(Recorded data)
= = = = = = =
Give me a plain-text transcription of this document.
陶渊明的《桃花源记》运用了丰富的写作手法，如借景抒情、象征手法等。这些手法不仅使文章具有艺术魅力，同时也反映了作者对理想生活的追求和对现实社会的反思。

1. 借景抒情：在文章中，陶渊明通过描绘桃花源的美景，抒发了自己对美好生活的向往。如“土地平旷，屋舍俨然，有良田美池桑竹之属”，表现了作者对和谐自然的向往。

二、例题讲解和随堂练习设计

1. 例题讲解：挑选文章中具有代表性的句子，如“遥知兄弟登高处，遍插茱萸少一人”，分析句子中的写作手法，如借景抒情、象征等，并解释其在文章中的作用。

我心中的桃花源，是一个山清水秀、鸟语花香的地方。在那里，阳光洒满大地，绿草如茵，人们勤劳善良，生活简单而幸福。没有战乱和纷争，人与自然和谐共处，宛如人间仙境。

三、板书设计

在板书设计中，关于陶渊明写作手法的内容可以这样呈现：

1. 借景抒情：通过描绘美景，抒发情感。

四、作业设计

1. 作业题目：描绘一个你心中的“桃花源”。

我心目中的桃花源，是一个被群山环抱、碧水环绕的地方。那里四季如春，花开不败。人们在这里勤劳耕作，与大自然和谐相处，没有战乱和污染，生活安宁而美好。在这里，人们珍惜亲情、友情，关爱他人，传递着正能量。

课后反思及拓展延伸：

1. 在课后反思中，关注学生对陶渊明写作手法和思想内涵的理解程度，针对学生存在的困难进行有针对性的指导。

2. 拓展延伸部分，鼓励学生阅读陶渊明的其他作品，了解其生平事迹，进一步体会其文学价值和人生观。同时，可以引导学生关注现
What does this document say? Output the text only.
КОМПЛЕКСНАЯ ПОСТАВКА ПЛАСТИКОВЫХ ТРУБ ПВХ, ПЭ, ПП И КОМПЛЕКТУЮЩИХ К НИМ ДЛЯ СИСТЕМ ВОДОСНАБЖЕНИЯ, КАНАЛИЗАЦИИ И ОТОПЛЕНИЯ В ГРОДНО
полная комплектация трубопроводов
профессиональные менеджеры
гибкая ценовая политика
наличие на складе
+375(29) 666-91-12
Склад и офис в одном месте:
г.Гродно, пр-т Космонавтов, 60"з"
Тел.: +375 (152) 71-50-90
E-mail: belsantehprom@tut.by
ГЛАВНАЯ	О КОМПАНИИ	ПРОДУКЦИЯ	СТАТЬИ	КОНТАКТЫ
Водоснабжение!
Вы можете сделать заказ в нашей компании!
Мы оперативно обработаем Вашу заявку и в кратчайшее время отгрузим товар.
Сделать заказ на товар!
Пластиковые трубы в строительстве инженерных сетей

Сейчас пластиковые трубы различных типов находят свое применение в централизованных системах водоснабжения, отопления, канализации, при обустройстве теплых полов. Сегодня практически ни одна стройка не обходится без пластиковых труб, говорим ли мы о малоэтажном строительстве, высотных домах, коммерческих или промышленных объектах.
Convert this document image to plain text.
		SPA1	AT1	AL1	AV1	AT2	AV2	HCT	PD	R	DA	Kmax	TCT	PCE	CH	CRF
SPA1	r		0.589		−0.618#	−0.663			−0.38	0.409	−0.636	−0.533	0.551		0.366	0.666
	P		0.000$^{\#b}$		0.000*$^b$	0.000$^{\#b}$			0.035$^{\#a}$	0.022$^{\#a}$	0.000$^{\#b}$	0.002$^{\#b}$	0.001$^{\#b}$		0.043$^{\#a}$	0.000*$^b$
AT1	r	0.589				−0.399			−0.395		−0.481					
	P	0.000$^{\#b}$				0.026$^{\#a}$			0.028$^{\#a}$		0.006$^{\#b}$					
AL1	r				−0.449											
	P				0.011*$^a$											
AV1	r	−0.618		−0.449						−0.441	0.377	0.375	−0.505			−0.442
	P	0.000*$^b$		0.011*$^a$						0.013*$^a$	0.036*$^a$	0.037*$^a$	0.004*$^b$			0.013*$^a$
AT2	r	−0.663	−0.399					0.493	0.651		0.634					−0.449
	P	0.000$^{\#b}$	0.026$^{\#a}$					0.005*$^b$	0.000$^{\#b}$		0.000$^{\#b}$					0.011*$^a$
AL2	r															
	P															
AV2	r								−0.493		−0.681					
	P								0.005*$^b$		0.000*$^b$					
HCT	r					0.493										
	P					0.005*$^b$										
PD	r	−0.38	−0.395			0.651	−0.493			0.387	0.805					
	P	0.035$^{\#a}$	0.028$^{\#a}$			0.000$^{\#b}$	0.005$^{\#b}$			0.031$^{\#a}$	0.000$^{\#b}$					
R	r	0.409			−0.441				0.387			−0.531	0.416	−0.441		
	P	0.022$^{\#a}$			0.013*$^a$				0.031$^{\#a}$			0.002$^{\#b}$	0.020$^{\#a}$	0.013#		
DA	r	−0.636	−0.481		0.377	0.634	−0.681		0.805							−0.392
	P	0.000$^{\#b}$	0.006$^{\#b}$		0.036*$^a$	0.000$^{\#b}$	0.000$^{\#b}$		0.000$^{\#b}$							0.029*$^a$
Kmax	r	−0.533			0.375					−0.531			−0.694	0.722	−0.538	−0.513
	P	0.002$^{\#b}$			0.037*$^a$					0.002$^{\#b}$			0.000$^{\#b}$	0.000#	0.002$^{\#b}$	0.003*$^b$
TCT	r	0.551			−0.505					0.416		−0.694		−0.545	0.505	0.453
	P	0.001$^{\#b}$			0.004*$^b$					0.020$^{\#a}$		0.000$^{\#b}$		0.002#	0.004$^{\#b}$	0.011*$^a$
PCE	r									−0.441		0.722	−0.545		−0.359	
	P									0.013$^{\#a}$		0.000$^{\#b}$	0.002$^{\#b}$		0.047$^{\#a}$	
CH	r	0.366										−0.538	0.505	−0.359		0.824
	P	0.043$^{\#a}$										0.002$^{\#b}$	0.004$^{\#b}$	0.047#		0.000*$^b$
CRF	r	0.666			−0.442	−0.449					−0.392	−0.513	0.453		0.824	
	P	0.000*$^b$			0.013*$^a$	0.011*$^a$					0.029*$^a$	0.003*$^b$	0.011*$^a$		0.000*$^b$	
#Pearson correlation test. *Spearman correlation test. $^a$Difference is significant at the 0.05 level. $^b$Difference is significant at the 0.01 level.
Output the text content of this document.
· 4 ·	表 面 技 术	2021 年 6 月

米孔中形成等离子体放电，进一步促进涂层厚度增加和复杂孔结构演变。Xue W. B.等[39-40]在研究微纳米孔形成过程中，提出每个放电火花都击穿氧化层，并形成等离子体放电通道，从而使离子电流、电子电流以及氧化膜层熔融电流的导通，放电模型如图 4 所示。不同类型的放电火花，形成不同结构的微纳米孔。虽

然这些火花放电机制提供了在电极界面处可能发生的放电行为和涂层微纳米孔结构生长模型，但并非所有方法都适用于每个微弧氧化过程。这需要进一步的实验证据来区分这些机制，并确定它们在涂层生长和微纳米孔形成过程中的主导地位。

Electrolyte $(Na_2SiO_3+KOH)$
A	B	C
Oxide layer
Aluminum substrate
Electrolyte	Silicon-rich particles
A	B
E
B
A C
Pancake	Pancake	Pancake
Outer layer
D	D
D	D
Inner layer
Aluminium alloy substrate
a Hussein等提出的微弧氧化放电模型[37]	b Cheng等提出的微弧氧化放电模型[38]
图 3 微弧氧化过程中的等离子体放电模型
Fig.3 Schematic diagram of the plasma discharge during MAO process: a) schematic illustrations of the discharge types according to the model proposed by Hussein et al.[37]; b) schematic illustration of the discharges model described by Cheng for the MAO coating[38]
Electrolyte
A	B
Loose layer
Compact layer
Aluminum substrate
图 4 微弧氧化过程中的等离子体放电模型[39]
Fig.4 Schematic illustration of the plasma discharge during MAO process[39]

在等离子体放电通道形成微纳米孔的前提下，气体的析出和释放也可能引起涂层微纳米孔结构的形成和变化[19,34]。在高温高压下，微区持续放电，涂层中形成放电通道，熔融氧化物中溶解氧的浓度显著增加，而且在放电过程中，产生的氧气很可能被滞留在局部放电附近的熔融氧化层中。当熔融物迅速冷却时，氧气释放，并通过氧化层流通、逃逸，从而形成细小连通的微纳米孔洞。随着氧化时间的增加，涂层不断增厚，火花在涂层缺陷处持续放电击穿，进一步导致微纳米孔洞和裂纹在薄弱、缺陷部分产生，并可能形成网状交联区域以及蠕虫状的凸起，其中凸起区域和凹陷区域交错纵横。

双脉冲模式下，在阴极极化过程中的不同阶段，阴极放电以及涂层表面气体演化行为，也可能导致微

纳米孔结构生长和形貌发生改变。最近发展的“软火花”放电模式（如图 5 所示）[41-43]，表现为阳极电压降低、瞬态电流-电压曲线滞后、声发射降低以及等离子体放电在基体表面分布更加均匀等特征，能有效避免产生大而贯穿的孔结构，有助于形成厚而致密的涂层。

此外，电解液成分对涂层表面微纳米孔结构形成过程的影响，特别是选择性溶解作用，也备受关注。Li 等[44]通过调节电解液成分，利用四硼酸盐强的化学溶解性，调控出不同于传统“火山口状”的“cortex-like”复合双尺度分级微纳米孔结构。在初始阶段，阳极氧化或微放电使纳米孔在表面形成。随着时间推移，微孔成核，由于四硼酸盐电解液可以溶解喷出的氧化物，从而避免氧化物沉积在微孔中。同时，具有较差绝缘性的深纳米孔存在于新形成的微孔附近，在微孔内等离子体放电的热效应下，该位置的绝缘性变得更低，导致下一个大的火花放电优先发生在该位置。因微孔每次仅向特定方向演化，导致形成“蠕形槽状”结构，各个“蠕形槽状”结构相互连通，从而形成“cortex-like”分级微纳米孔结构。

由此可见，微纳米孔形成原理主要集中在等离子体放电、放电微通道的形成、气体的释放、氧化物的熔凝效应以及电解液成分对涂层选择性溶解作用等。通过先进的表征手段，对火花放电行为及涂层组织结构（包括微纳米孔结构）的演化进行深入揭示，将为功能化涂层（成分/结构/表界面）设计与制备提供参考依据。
= = = = = = =
→ REQUEST: Gather each line of the listing that holds the string "Output".

→ COMPLETE ANSWER:
What does this document say? Output the text only.
Output the text content of this document.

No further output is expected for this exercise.